Search the entries for the word "Construction" and pull out each line that has it.

(Items from a figure collection)
::::

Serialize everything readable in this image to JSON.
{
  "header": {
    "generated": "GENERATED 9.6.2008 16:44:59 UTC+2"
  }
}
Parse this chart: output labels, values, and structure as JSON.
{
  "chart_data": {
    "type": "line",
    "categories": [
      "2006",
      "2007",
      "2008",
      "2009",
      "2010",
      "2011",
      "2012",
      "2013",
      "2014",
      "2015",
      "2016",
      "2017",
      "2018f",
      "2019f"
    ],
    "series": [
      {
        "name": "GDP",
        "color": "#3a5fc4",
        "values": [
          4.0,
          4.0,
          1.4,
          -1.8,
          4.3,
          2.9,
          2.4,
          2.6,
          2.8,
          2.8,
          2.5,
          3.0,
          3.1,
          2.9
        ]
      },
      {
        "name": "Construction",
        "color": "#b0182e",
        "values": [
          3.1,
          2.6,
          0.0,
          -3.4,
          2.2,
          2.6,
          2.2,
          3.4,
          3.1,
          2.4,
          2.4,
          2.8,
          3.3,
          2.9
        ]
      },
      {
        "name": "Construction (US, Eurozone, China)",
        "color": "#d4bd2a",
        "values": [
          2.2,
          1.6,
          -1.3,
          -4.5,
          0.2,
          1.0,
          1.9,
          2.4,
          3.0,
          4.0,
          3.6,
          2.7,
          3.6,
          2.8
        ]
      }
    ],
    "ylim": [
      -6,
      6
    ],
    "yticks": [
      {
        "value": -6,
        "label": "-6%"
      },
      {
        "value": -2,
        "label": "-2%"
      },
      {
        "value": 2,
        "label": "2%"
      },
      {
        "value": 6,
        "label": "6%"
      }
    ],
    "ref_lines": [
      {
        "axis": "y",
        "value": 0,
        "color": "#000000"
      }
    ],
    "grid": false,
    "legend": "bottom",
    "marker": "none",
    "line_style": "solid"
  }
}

::::

* [Response]
        "name": "Construction",
        "name": "Construction (US, Eurozone, China)",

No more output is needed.